Stored entries
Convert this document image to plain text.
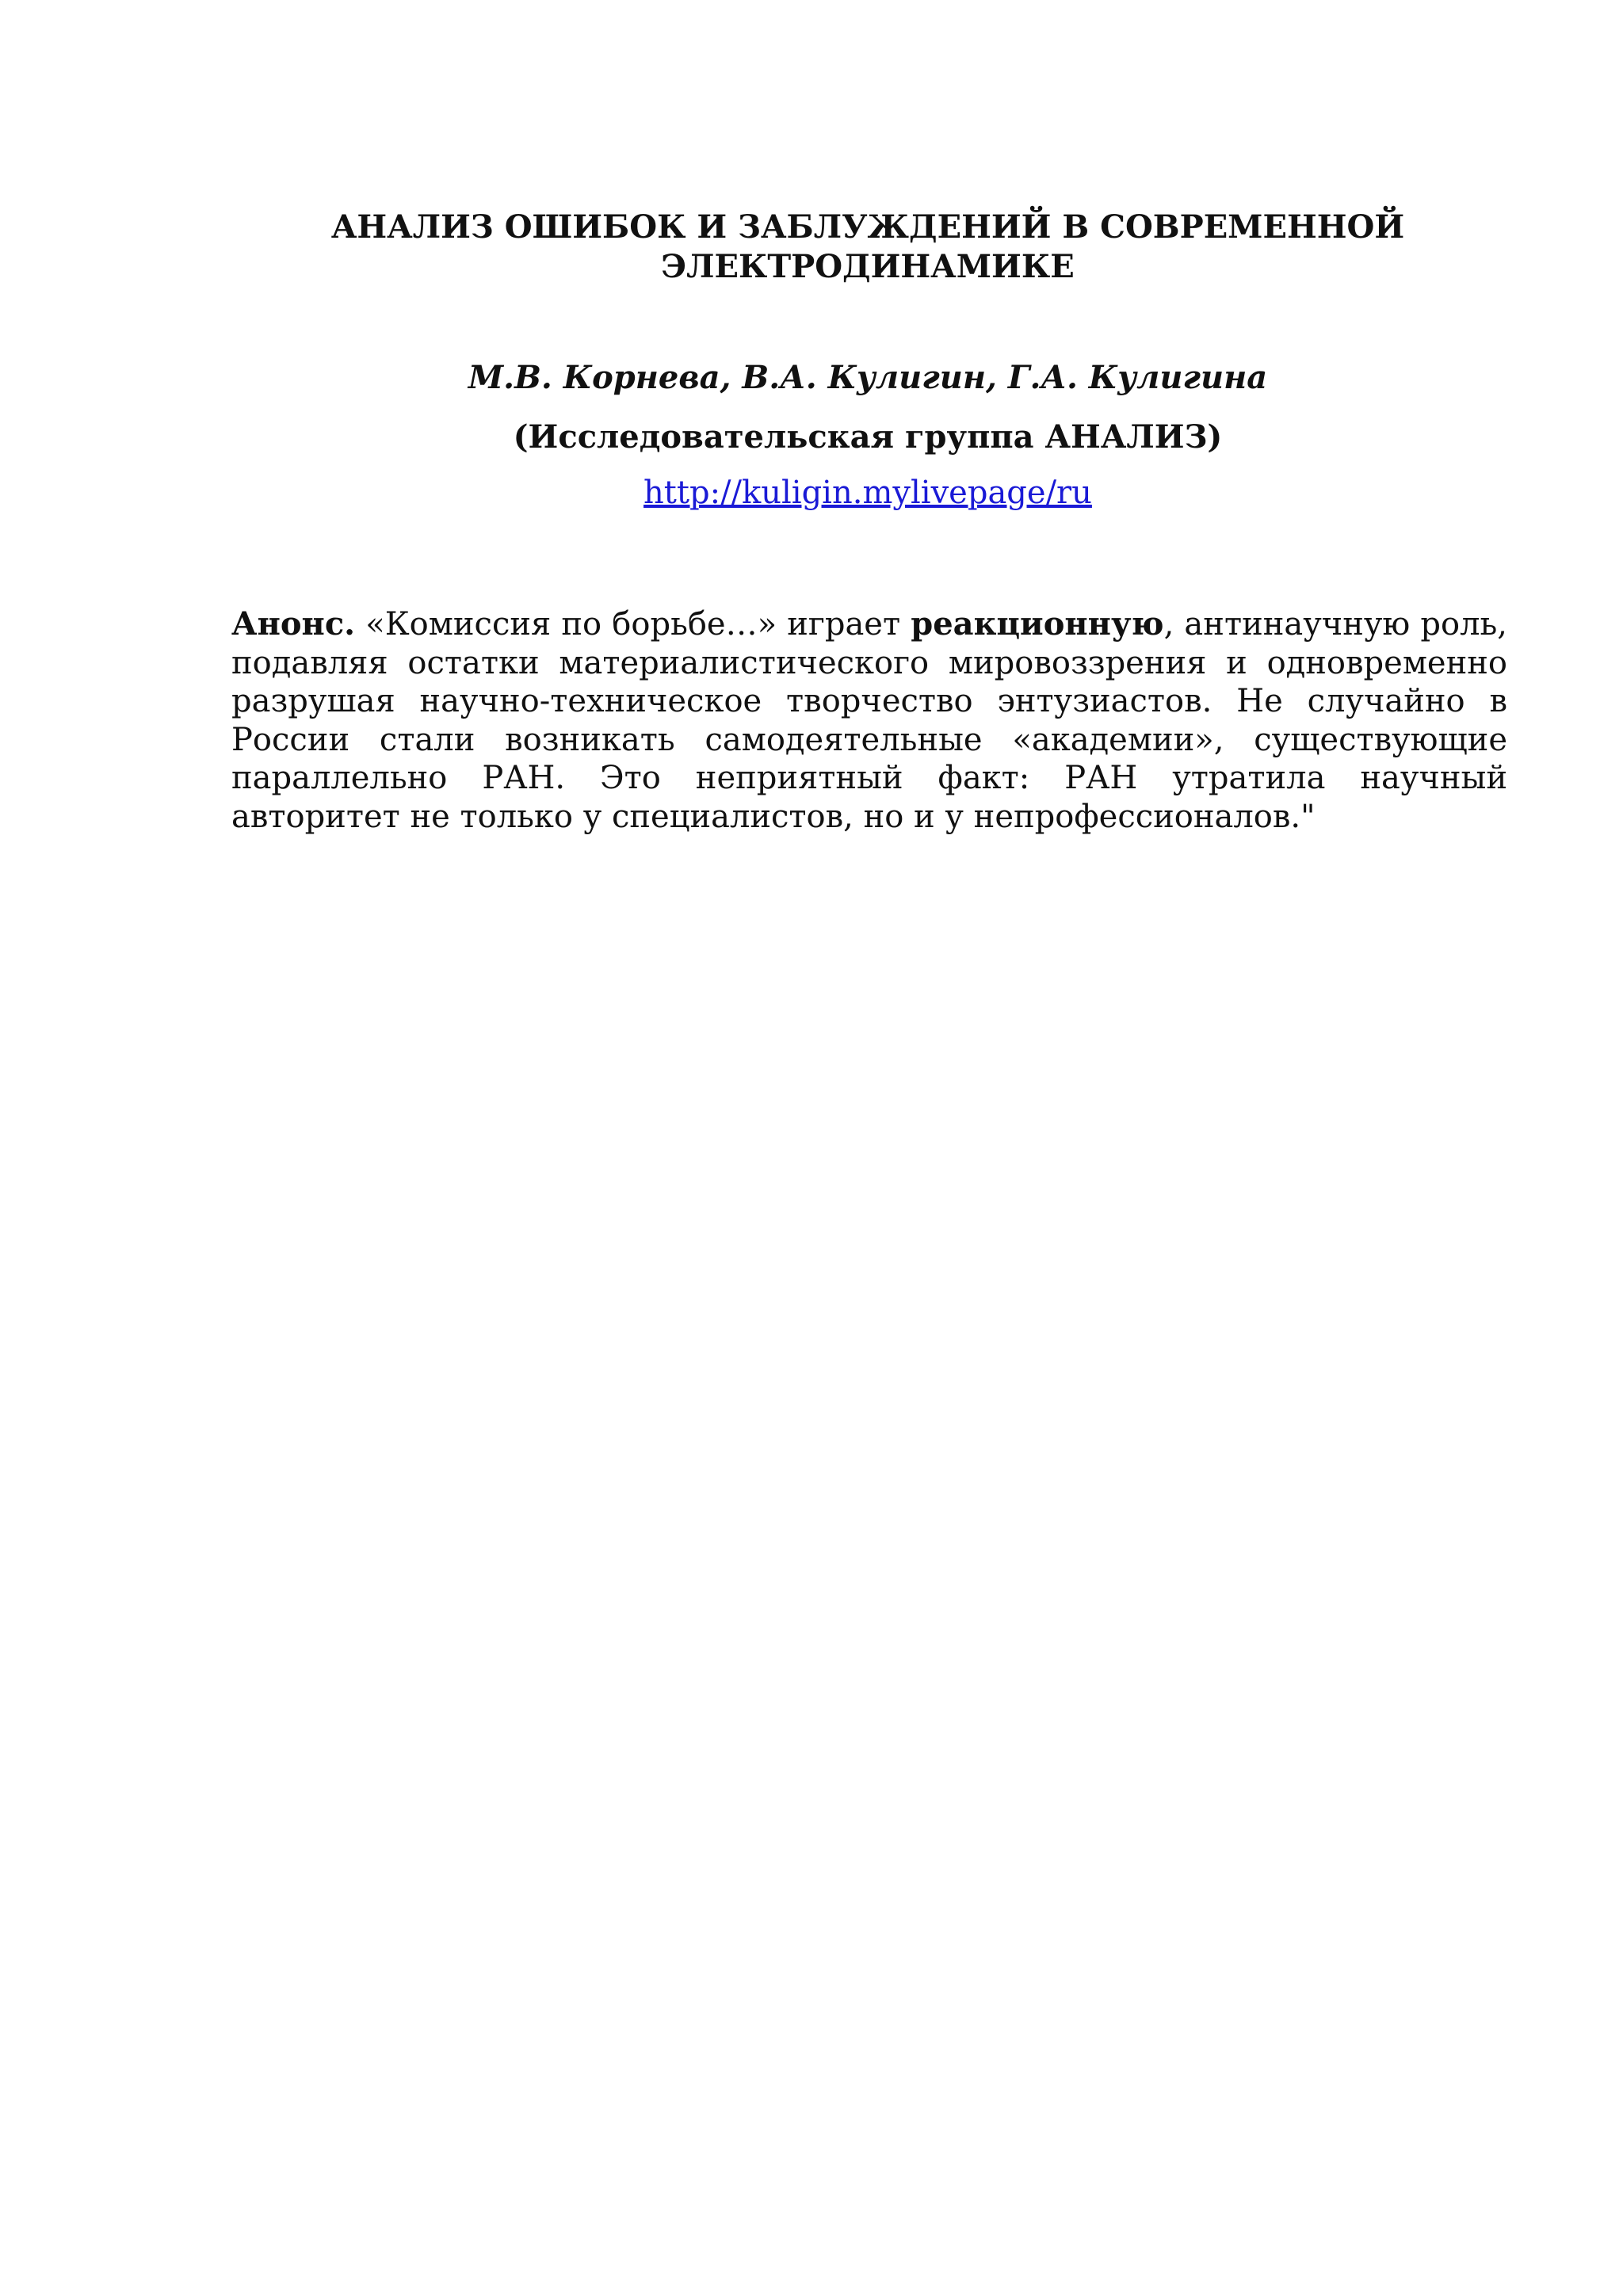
АНАЛИЗ ОШИБОК И ЗАБЛУЖДЕНИЙ В СОВРЕМЕННОЙ
ЭЛЕКТРОДИНАМИКЕ
М.В. Корнева, В.А. Кулигин, Г.А. Кулигина
(Исследовательская группа АНАЛИЗ)
http://kuligin.mylivepage/ru
Анонс. «Комиссия по борьбе…» играет реакционную, антинаучную роль, подавляя остатки материалистического мировоззрения и одновременно разрушая научно-техническое творчество энтузиастов. Не случайно в России стали возникать самодеятельные «академии», существующие параллельно РАН. Это неприятный факт: РАН утратила научный авторитет не только у специалистов, но и у непрофессионалов."
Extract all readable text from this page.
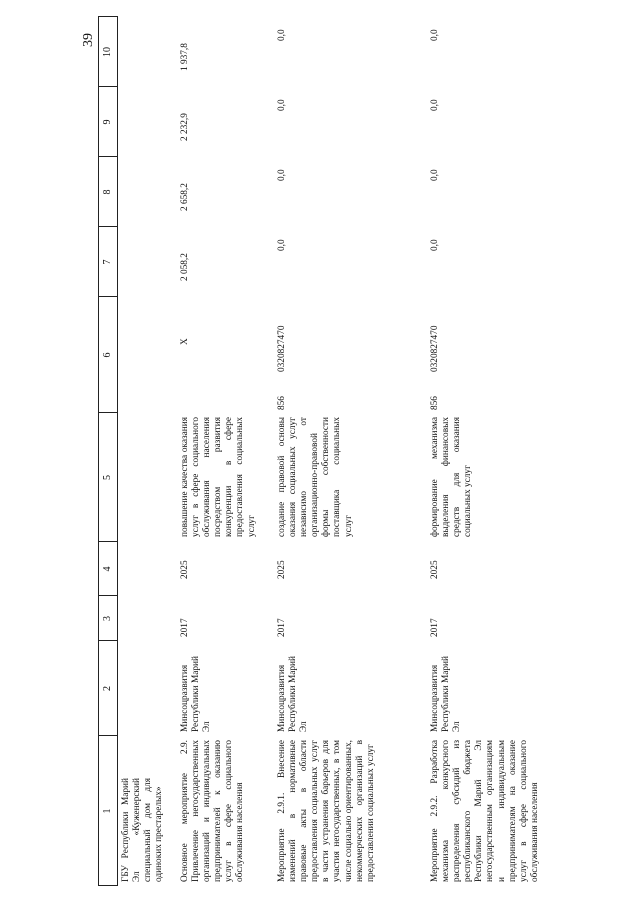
39
1
2
3
4
5
6
7
8
9
10
ГБУ Республики Марий Эл «Куженерский специальный дом для одиноких престарелых» Основное мероприятие 2.9. Привлечение негосударственных организаций и индивидуальных предпринимателей к оказанию услуг в сфере социального обслуживания населения
Минсоцразвития Республики Марий Эл
2017
2025
повышение качества оказания услуг в сфере социального обслуживания населения посредством развития конкуренции в сфере предоставления социальных услуг
Х
2 058,2
2 658,2
2 232,9
1 937,8
Мероприятие 2.9.1. Внесение изменений в нормативные правовые акты в области предоставления социальных услуг в части устранения барьеров для участия негосударственных, в том числе социально ориентированных, некоммерческих организаций в предоставлении социальных услуг
Минсоцразвития Республики Марий Эл
2017
2025
создание правовой основы оказания социальных услуг независимо от организационно-правовой формы собственности поставщика социальных услуг
856
0320827470
0,0
0,0
0,0
0,0
Мероприятие 2.9.2. Разработка механизма конкурсного распределения субсидий из республиканского бюджета Республики Марий Эл негосударственным организациям и индивидуальным предпринимателям на оказание услуг в сфере социального обслуживания населения
Минсоцразвития Республики Марий Эл
2017
2025
формирование механизма выделения финансовых средств для оказания социальных услуг
856
0320827470
0,0
0,0
0,0
0,0
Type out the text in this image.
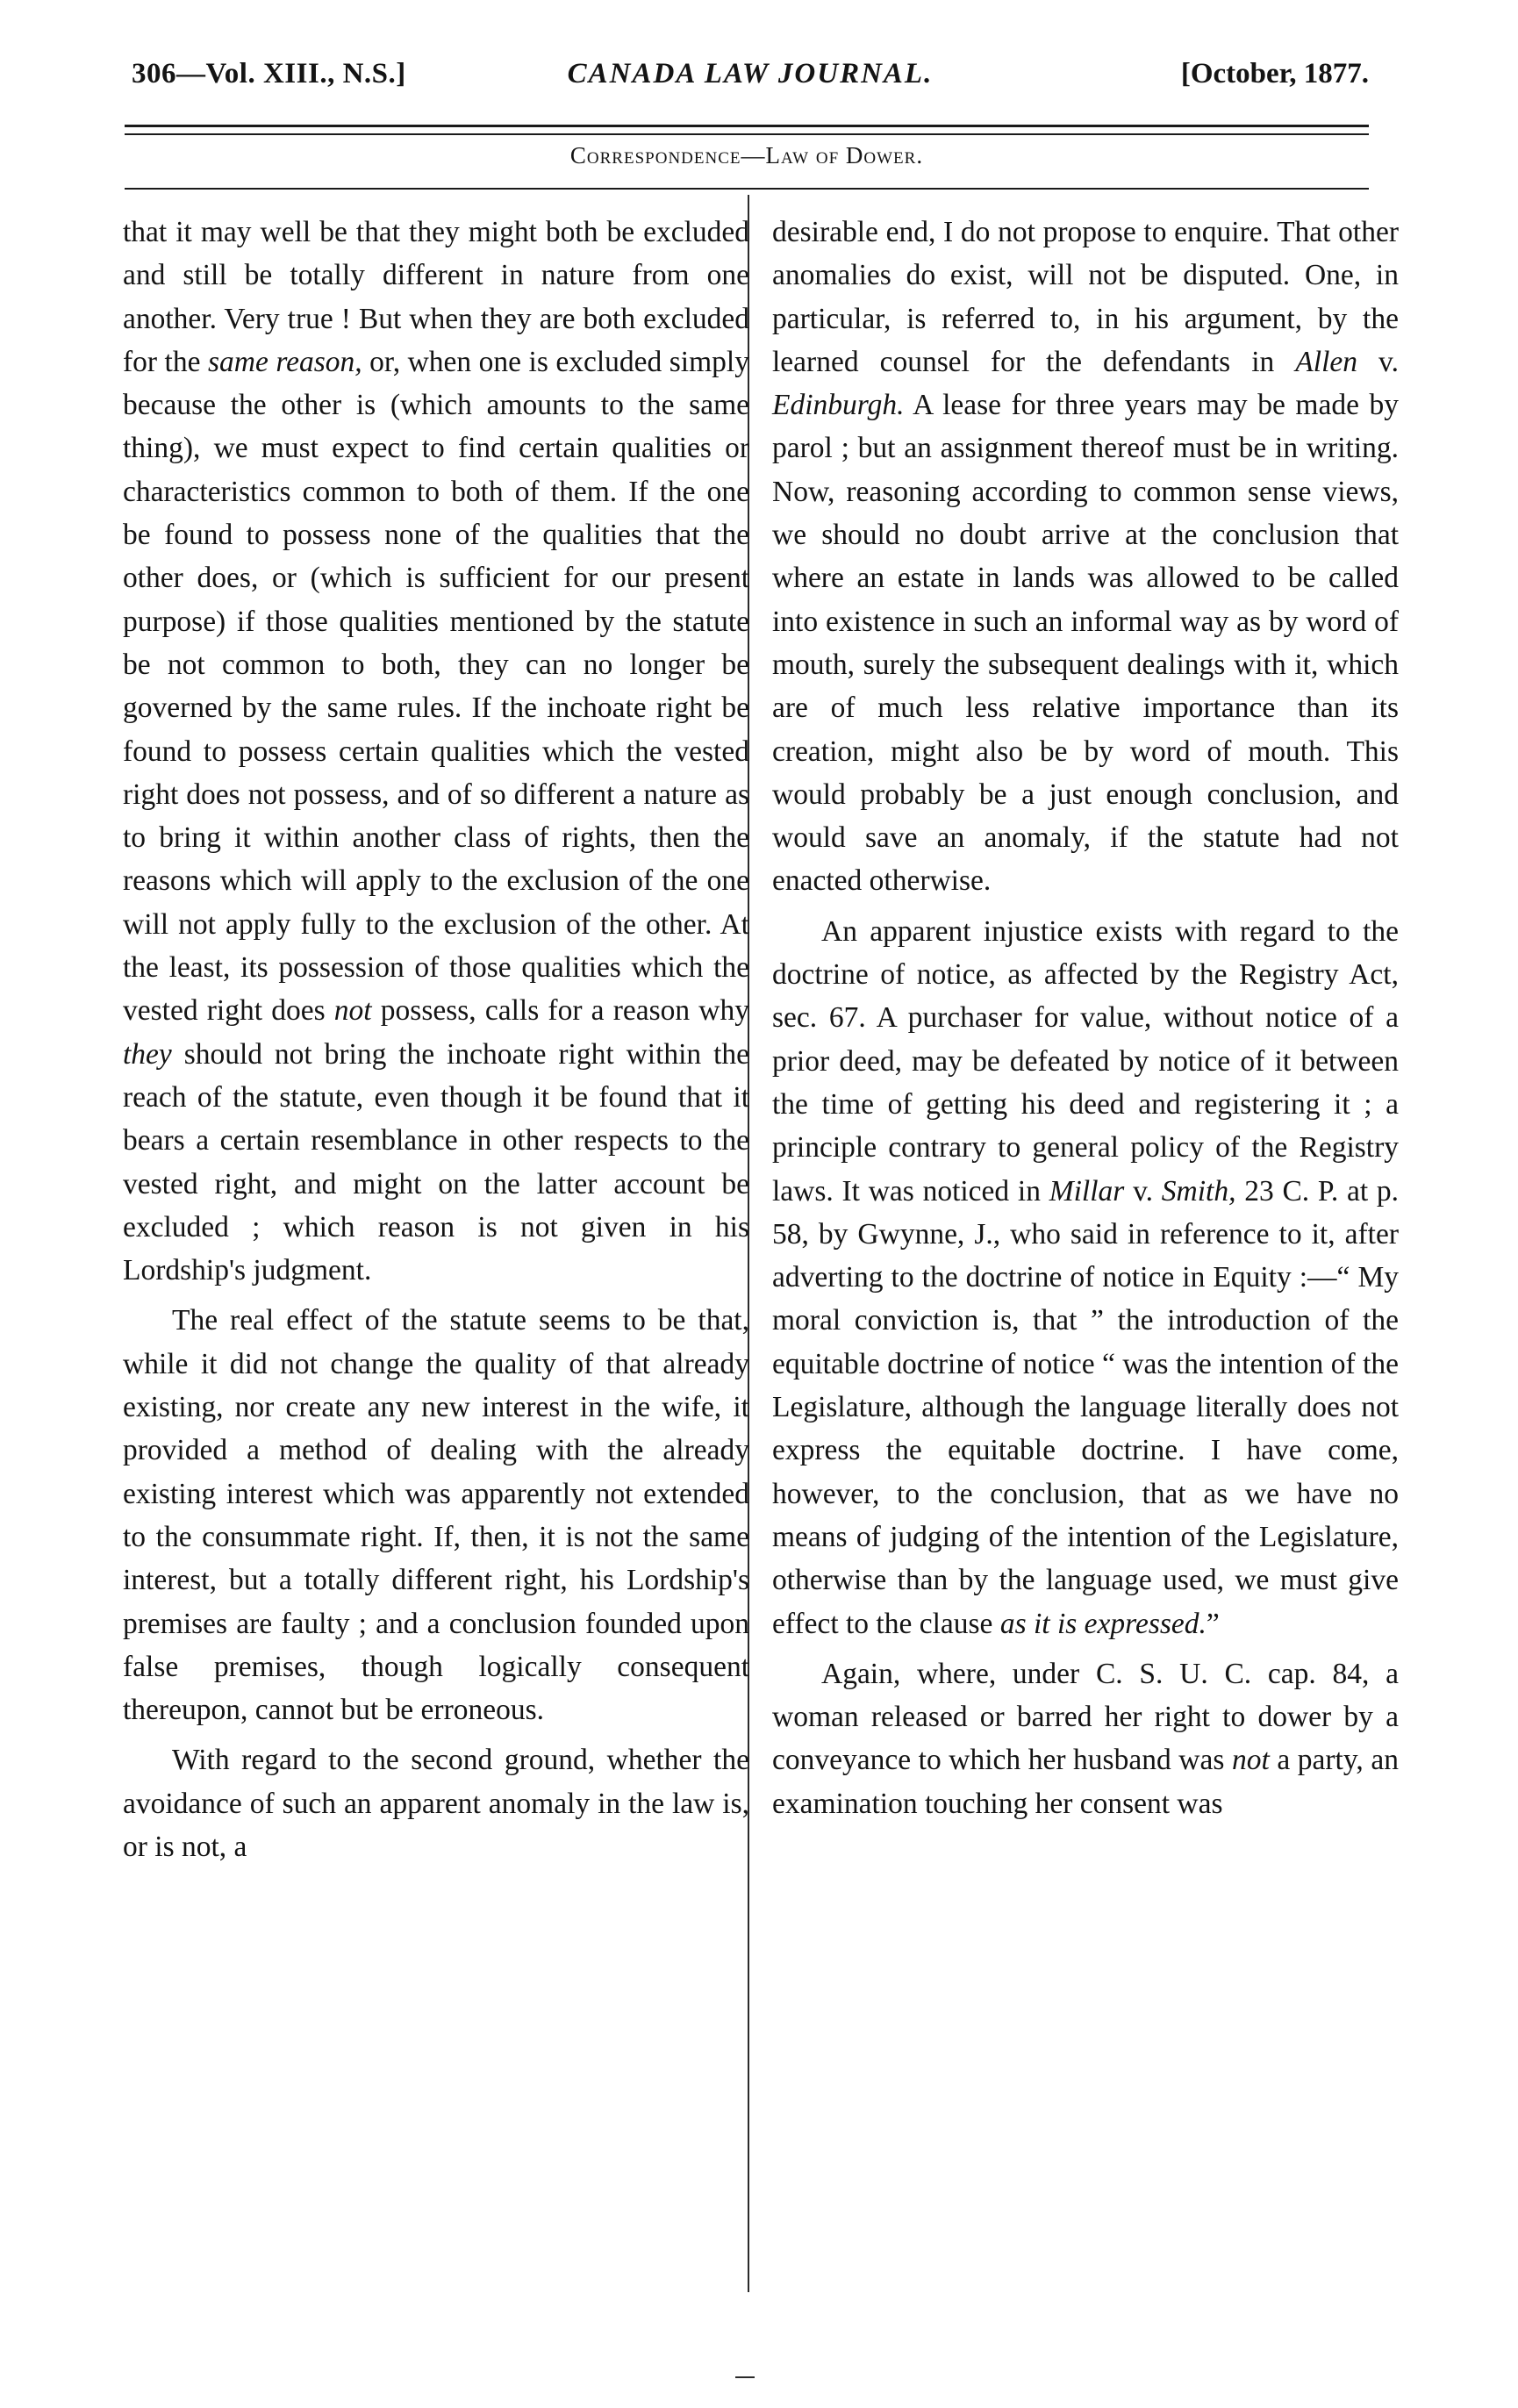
306—Vol. XIII., N.S.]	CANADA LAW JOURNAL.	[October, 1877.
Correspondence—Law of Dower.

that it may well be that they might both be excluded and still be totally different in nature from one another. Very true ! But when they are both excluded for the same reason, or, when one is excluded simply because the other is (which amounts to the same thing), we must expect to find certain qualities or characteristics common to both of them. If the one be found to possess none of the qualities that the other does, or (which is sufficient for our present purpose) if those qualities mentioned by the statute be not common to both, they can no longer be governed by the same rules. If the inchoate right be found to possess certain qualities which the vested right does not possess, and of so different a nature as to bring it within another class of rights, then the reasons which will apply to the exclusion of the one will not apply fully to the exclusion of the other. At the least, its possession of those qualities which the vested right does not possess, calls for a reason why they should not bring the inchoate right within the reach of the statute, even though it be found that it bears a certain resemblance in other respects to the vested right, and might on the latter account be excluded ; which reason is not given in his Lordship's judgment.

The real effect of the statute seems to be that, while it did not change the quality of that already existing, nor create any new interest in the wife, it provided a method of dealing with the already existing interest which was apparently not extended to the consummate right. If, then, it is not the same interest, but a totally different right, his Lordship's premises are faulty ; and a conclusion founded upon false premises, though logically consequent thereupon, cannot but be erroneous.

With regard to the second ground, whether the avoidance of such an apparent anomaly in the law is, or is not, a

desirable end, I do not propose to enquire. That other anomalies do exist, will not be disputed. One, in particular, is referred to, in his argument, by the learned counsel for the defendants in Allen v. Edinburgh. A lease for three years may be made by parol ; but an assignment thereof must be in writing. Now, reasoning according to common sense views, we should no doubt arrive at the conclusion that where an estate in lands was allowed to be called into existence in such an informal way as by word of mouth, surely the subsequent dealings with it, which are of much less relative importance than its creation, might also be by word of mouth. This would probably be a just enough conclusion, and would save an anomaly, if the statute had not enacted otherwise.

An apparent injustice exists with regard to the doctrine of notice, as affected by the Registry Act, sec. 67. A purchaser for value, without notice of a prior deed, may be defeated by notice of it between the time of getting his deed and registering it ; a principle contrary to general policy of the Registry laws. It was noticed in Millar v. Smith, 23 C. P. at p. 58, by Gwynne, J., who said in reference to it, after adverting to the doctrine of notice in Equity :—“ My moral conviction is, that ” the introduction of the equitable doctrine of notice “ was the intention of the Legislature, although the language literally does not express the equitable doctrine. I have come, however, to the conclusion, that as we have no means of judging of the intention of the Legislature, otherwise than by the language used, we must give effect to the clause as it is expressed.”

Again, where, under C. S. U. C. cap. 84, a woman released or barred her right to dower by a conveyance to which her husband was not a party, an examination touching her consent was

Exercise instructions
Provide only the count of lines in the data above that include the string "механизма".

Task result
2